— Your task —
Find the lines holding the word "месторождения" and collect them.
++++
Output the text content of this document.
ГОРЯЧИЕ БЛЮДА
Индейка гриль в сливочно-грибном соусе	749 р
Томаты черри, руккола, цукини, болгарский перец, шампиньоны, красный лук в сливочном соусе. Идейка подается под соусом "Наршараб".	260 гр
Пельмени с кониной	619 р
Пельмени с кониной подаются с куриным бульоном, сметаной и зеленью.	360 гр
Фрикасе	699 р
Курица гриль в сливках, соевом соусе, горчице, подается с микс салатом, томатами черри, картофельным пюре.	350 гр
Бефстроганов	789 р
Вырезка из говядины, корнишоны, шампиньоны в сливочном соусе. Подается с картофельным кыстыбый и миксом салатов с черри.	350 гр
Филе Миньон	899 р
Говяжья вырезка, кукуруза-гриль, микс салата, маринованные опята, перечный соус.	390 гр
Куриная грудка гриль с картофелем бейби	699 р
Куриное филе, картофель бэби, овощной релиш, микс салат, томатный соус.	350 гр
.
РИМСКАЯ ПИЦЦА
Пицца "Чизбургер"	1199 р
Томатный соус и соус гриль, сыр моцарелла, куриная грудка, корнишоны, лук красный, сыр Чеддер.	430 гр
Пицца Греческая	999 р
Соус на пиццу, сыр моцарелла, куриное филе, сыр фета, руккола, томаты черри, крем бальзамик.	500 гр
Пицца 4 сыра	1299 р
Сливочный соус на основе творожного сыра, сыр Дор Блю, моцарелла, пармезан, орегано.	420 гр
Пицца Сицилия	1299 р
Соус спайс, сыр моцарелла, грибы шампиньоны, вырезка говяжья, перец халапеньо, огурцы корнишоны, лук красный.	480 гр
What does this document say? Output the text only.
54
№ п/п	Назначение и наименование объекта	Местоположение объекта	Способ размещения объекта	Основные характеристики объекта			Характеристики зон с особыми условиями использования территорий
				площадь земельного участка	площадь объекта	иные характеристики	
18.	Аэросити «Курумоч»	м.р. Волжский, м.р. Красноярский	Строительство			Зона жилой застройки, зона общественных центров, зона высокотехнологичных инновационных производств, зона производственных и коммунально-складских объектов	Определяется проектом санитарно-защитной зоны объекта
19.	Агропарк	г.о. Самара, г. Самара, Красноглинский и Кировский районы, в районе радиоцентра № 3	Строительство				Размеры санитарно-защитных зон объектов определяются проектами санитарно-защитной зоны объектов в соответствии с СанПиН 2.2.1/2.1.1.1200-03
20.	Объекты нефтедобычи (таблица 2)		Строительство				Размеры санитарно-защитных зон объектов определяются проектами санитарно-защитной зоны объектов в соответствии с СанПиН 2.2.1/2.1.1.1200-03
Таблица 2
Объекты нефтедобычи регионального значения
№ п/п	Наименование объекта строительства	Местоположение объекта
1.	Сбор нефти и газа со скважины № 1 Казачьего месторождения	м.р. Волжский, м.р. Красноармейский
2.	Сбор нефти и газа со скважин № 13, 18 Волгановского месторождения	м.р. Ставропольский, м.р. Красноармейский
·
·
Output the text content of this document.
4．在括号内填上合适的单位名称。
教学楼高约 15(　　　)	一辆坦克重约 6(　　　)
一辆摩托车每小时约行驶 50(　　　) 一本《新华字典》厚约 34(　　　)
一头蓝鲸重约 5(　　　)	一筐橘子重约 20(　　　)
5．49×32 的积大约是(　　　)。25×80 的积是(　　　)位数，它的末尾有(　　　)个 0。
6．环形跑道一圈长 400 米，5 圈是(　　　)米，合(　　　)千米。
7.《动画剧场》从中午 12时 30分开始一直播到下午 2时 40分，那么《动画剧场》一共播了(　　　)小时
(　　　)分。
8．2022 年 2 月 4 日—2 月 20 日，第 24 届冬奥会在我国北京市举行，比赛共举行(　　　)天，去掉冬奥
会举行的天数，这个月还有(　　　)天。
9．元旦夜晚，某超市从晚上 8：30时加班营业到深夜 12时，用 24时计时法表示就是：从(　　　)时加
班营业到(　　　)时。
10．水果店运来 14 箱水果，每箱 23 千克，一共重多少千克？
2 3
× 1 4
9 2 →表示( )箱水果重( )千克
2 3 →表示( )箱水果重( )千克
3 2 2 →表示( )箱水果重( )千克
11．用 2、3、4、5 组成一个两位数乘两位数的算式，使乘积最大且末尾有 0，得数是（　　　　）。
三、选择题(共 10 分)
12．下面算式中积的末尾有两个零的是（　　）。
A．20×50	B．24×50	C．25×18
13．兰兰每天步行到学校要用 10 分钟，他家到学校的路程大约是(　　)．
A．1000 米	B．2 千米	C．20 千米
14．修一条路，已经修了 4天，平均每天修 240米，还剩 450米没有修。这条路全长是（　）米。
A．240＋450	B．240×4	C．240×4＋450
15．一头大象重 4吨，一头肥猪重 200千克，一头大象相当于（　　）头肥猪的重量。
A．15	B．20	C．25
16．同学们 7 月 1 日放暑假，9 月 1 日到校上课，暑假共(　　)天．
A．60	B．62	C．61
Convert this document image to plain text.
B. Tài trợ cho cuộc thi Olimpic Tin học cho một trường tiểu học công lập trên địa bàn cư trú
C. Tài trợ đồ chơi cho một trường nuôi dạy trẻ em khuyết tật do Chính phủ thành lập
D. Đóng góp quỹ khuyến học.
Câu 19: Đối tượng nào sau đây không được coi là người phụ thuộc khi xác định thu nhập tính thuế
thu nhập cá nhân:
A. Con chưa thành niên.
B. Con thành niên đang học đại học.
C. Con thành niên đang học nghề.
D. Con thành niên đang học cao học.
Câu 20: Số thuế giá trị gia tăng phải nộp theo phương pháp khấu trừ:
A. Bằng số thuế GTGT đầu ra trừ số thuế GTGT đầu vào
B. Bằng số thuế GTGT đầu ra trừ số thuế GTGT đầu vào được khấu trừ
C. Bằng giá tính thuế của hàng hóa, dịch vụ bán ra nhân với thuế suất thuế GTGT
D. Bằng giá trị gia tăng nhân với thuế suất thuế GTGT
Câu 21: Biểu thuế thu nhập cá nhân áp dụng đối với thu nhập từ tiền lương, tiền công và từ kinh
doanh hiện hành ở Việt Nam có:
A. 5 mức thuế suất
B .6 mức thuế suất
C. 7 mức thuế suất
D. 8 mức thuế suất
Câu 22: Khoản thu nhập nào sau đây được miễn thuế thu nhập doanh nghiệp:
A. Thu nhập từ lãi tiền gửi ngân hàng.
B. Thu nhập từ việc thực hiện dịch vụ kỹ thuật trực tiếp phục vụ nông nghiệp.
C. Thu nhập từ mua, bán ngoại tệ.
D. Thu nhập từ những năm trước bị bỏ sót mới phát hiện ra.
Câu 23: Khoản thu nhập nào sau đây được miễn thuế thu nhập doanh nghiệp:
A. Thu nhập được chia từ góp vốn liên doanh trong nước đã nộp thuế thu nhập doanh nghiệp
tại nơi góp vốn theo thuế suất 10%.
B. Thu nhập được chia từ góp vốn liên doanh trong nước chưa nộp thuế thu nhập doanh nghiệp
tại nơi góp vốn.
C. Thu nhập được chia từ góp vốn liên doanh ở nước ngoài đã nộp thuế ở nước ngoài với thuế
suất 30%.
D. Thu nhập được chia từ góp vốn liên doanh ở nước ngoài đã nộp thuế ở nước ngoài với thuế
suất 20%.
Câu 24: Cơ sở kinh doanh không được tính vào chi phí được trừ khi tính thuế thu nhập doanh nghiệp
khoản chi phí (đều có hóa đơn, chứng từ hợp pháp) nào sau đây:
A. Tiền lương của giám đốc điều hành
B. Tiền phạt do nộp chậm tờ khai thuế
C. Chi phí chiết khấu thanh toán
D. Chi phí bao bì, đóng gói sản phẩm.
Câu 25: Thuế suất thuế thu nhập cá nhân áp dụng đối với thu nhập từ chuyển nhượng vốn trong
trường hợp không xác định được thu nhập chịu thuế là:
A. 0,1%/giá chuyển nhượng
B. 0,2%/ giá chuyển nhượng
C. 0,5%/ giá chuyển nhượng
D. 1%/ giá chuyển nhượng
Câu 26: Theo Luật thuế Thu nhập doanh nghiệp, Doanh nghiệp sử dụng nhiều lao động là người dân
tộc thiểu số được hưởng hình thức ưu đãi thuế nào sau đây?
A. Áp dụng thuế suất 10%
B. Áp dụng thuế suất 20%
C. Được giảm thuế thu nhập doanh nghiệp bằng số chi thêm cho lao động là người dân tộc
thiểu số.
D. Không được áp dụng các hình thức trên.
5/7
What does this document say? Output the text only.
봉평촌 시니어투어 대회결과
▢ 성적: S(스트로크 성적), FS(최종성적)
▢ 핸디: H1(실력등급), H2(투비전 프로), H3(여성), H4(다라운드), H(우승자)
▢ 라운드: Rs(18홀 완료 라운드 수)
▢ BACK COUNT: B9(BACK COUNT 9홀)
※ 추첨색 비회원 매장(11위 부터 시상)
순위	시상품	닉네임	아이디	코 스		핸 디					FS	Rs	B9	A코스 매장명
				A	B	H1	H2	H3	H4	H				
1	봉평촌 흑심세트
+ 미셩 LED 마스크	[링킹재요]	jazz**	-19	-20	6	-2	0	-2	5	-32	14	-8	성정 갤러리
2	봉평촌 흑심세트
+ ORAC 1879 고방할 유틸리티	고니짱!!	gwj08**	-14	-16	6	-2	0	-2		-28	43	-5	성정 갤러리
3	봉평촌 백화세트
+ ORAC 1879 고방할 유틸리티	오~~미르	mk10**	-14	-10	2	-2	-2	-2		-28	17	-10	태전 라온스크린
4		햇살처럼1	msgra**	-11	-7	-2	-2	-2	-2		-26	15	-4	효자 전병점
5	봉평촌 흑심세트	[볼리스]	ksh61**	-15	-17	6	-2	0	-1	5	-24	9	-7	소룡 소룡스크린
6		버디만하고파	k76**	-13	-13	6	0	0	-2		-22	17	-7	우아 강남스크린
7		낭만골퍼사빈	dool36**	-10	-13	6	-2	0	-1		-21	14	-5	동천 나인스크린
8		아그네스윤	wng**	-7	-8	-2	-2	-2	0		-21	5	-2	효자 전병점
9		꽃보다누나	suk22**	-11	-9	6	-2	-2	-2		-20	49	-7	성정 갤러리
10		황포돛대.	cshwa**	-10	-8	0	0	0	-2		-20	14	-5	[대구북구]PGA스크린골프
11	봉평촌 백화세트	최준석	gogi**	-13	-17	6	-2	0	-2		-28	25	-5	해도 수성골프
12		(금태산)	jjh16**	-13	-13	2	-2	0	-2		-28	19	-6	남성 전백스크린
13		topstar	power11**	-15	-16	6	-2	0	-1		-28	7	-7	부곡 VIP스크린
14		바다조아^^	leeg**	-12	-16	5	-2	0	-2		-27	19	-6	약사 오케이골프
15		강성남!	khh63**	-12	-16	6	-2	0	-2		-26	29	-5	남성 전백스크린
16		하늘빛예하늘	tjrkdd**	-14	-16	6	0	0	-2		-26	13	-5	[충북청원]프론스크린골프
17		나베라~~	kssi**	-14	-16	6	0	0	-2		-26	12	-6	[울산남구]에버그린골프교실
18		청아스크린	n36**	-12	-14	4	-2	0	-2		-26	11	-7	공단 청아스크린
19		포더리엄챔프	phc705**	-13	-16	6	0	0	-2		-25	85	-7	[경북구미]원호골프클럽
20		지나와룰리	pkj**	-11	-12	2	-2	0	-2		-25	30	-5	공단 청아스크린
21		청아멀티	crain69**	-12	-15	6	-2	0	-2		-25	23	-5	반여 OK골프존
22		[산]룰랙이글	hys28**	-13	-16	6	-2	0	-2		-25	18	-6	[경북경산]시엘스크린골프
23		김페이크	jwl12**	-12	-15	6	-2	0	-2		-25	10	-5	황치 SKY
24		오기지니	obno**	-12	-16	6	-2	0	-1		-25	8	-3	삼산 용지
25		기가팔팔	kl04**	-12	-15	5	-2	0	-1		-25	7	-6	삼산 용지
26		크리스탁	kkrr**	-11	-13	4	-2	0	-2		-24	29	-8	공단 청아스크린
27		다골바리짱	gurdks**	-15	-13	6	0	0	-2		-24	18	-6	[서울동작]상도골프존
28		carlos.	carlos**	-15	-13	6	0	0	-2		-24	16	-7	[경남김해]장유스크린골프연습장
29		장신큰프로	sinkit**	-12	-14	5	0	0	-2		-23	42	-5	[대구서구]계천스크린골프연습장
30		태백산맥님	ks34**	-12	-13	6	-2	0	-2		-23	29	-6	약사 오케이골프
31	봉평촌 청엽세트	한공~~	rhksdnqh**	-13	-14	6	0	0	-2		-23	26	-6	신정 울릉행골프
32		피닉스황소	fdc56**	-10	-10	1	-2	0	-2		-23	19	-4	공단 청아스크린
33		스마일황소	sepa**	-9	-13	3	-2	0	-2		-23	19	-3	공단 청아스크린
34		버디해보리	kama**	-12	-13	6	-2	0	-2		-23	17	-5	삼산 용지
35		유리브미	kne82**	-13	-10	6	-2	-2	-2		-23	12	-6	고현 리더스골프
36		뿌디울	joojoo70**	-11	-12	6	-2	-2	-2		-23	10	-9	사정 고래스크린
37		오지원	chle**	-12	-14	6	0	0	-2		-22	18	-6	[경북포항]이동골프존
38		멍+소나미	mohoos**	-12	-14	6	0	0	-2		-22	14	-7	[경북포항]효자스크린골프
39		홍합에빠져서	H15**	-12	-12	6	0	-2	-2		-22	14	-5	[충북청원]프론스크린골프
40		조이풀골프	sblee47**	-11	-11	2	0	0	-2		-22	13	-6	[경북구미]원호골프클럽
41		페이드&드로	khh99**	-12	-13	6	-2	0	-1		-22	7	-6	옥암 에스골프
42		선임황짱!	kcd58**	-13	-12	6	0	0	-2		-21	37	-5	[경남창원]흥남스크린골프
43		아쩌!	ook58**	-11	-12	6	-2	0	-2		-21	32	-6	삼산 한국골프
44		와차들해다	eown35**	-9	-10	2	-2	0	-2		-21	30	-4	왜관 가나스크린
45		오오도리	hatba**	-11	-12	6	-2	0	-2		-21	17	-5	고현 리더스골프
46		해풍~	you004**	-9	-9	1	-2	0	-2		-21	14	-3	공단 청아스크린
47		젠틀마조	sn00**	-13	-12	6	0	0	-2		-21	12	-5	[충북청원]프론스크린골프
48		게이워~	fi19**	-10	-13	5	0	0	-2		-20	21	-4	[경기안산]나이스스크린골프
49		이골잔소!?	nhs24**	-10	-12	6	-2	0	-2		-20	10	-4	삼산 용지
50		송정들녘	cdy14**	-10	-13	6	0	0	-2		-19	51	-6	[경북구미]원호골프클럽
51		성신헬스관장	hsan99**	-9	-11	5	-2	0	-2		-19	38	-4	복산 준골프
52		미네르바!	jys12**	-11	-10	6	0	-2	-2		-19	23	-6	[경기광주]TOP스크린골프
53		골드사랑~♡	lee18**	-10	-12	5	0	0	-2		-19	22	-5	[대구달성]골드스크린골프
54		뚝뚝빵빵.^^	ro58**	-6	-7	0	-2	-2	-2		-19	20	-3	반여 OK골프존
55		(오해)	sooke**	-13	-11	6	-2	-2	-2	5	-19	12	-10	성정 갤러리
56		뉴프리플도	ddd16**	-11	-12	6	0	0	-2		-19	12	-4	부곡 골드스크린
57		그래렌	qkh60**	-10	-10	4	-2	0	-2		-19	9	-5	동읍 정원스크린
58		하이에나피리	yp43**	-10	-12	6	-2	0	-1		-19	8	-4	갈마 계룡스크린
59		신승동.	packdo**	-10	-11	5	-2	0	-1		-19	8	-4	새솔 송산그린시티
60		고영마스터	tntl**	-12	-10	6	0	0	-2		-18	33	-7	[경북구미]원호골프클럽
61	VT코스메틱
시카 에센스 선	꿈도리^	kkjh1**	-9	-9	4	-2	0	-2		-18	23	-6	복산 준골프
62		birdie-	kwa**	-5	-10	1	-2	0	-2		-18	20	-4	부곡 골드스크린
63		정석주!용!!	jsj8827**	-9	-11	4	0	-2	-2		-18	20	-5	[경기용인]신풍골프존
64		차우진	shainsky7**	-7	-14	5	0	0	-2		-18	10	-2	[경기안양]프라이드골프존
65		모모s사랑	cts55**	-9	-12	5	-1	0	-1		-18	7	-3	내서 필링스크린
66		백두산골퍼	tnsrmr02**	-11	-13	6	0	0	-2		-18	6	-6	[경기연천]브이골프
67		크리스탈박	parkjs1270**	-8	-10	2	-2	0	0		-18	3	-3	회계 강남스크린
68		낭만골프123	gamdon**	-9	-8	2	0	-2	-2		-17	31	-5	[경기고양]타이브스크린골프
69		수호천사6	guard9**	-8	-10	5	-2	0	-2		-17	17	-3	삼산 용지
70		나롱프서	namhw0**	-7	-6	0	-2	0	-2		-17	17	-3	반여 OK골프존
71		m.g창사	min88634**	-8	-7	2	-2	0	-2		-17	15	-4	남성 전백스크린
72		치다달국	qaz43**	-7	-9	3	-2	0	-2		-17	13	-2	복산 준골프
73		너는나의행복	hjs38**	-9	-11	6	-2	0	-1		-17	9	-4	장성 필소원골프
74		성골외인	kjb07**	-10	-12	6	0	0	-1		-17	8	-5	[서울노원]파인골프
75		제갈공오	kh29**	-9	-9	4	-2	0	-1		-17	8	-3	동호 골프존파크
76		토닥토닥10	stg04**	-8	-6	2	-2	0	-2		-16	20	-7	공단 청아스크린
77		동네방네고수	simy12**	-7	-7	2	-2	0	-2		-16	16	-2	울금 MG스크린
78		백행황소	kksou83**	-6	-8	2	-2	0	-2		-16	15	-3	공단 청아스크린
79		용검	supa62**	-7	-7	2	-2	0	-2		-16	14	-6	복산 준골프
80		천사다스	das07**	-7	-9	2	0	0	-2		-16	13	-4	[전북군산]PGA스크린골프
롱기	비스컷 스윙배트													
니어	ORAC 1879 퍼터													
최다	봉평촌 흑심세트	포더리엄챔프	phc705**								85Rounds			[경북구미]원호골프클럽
++++
— Answer for the task —
1.	Сбор нефти и газа со скважины № 1 Казачьего месторождения	м.р. Волжский, м.р. Красноармейский
2.	Сбор нефти и газа со скважин № 13, 18 Волгановского месторождения	м.р. Ставропольский, м.р. Красноармейский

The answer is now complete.